Problem statement - Copy out each line that mentions the word "screenshot".

Entries from a dataset:
========================================================================

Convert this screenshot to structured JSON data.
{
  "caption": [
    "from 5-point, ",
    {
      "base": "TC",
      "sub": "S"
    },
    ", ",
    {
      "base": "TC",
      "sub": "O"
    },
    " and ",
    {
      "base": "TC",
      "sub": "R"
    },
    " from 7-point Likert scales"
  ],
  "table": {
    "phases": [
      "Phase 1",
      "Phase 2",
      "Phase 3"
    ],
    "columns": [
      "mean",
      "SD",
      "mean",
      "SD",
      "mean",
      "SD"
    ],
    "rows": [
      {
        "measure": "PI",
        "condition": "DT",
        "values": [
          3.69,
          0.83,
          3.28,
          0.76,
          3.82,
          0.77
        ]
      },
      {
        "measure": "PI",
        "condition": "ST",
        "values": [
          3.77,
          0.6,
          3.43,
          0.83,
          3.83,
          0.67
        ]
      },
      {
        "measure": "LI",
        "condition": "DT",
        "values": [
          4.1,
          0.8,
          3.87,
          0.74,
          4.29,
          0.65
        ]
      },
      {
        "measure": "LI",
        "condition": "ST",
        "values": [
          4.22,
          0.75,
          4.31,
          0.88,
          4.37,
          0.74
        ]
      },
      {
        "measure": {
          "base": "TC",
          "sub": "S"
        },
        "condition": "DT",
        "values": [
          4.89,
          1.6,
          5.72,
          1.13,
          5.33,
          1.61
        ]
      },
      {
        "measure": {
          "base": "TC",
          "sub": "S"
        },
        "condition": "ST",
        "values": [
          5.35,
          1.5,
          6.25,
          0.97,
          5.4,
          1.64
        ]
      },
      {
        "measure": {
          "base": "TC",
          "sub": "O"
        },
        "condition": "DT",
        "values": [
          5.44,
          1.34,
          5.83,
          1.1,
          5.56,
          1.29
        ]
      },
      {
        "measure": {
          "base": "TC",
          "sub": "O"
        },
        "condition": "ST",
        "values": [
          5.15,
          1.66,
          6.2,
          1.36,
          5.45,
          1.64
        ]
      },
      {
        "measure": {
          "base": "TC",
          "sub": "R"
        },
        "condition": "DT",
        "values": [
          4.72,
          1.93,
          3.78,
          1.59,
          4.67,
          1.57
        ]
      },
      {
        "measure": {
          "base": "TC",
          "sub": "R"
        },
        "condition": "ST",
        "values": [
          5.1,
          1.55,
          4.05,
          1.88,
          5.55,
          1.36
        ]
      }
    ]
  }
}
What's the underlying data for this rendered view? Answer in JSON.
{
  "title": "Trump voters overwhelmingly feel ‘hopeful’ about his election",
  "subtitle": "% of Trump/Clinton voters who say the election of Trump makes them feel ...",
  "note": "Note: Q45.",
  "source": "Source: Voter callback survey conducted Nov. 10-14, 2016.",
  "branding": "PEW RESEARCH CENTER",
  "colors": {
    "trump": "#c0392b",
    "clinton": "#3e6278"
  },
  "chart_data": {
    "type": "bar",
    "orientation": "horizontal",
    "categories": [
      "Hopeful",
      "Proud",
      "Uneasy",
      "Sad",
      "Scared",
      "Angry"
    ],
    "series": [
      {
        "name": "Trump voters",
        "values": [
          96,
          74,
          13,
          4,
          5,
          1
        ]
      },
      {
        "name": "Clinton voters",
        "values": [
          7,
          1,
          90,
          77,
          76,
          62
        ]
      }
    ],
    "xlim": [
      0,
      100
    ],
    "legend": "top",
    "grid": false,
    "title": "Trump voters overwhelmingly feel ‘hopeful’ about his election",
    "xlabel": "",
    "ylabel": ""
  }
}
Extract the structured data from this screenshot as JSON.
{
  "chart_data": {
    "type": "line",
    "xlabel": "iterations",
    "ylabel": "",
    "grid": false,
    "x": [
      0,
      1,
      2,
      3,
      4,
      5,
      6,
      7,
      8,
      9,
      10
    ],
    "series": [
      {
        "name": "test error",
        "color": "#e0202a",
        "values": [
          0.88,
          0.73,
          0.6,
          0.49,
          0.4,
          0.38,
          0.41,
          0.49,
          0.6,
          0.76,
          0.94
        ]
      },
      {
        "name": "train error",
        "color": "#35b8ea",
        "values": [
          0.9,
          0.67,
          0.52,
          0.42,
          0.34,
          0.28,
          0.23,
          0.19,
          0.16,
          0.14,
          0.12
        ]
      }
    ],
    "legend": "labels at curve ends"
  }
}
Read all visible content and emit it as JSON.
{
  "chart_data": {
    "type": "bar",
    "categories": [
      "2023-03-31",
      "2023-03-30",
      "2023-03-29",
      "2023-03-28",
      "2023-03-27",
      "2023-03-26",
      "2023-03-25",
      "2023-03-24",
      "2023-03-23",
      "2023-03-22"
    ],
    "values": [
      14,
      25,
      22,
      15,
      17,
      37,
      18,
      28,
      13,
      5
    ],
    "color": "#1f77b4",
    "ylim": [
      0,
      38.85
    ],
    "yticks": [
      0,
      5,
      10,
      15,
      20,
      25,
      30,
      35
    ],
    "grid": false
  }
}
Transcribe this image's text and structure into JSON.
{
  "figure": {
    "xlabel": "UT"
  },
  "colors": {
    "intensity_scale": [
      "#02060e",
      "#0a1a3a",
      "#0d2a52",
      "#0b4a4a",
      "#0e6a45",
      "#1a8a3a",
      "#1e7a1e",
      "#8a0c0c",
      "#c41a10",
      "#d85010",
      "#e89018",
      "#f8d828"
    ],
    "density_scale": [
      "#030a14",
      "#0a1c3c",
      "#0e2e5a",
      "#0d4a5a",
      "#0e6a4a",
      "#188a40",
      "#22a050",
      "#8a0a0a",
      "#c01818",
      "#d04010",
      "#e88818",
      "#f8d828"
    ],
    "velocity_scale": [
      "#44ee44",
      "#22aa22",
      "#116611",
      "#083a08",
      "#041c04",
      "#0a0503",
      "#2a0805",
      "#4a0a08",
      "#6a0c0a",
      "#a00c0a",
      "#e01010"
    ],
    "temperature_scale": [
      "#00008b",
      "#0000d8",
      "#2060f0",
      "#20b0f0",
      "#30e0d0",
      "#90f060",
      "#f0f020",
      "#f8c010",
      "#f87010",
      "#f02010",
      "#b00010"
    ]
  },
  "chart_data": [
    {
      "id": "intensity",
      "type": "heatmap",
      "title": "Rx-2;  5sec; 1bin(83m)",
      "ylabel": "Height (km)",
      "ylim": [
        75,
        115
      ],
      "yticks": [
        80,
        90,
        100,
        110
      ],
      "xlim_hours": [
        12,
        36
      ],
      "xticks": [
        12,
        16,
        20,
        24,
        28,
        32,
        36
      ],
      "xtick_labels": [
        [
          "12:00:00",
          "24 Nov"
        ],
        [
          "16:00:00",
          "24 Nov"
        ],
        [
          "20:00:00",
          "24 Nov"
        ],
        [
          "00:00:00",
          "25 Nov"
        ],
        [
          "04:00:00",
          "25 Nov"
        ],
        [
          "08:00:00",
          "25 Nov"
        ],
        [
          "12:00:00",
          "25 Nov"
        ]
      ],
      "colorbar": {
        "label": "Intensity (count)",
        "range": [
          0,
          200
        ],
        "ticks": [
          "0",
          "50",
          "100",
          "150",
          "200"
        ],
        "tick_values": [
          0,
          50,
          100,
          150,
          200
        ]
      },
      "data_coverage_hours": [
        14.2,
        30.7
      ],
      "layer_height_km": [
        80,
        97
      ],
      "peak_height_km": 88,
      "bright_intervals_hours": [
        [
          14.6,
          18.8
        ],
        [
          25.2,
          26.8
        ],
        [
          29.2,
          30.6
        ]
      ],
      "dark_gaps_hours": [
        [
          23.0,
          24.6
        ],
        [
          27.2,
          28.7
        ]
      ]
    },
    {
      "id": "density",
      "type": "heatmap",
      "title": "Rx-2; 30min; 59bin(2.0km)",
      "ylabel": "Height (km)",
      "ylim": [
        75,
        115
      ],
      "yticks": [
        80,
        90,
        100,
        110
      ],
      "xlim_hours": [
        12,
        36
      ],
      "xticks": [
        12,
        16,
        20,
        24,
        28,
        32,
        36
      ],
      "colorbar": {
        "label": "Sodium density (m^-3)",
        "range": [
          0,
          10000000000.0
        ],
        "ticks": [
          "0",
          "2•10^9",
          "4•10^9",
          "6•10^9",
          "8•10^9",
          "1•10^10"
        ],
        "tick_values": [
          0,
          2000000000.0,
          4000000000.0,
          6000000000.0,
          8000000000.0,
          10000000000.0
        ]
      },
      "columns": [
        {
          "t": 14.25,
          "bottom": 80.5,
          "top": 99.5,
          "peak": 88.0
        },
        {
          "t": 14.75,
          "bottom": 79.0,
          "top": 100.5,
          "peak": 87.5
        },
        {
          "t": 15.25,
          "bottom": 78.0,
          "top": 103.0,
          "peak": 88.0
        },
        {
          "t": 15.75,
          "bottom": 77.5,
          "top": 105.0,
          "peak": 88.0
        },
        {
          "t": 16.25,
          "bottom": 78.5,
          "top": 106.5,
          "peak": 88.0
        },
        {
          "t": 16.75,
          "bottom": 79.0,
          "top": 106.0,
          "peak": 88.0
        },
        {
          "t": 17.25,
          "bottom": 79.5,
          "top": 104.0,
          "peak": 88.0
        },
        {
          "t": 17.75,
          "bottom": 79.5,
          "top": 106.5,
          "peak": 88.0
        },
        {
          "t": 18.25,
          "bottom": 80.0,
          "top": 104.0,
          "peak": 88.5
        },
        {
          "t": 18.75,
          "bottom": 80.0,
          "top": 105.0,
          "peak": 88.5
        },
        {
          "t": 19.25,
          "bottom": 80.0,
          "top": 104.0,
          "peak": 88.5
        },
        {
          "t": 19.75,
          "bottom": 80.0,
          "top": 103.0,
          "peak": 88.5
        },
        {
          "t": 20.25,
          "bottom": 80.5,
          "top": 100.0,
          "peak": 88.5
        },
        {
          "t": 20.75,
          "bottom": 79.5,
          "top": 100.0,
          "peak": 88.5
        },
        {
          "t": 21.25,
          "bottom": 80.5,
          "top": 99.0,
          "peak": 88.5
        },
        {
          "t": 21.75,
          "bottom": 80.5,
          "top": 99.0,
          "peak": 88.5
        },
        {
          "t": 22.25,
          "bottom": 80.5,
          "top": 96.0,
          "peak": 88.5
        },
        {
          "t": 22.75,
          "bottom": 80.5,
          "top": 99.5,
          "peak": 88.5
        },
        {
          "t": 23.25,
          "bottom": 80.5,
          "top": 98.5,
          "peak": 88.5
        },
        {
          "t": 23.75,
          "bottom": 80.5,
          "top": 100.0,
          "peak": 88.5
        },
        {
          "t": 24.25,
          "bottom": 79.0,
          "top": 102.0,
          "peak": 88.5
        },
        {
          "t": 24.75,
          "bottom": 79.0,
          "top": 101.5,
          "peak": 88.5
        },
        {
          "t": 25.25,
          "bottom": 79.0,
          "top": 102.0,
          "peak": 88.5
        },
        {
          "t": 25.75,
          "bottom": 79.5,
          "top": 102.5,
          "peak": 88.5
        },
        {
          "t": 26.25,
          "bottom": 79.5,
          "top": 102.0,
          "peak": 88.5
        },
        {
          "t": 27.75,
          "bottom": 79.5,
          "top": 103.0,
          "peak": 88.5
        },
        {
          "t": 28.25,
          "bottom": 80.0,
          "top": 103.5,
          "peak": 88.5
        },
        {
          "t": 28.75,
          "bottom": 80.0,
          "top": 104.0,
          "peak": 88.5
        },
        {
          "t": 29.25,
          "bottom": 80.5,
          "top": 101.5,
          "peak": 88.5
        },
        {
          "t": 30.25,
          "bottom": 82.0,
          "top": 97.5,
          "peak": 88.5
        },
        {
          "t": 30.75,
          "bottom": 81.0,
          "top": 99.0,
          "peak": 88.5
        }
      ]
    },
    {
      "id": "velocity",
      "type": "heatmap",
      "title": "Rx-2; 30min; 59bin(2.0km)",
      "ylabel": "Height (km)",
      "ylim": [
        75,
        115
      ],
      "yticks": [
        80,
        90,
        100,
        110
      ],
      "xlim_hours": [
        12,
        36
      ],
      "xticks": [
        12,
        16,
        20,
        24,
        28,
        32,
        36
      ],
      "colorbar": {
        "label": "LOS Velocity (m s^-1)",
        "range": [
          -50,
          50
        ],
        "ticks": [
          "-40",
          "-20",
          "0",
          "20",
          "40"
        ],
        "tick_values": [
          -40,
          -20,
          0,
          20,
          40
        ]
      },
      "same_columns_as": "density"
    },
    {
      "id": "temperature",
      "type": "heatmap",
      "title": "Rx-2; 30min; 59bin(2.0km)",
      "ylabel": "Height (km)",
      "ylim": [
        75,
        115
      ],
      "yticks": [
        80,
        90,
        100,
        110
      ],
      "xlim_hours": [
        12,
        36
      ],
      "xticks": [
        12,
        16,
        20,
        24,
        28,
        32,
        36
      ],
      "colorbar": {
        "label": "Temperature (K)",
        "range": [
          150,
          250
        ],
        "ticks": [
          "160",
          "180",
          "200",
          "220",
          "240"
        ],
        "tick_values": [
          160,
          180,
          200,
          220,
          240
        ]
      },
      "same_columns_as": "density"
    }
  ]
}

========================================================================

Problem solution -
Convert this screenshot to structured JSON data.
Extract the structured data from this screenshot as JSON.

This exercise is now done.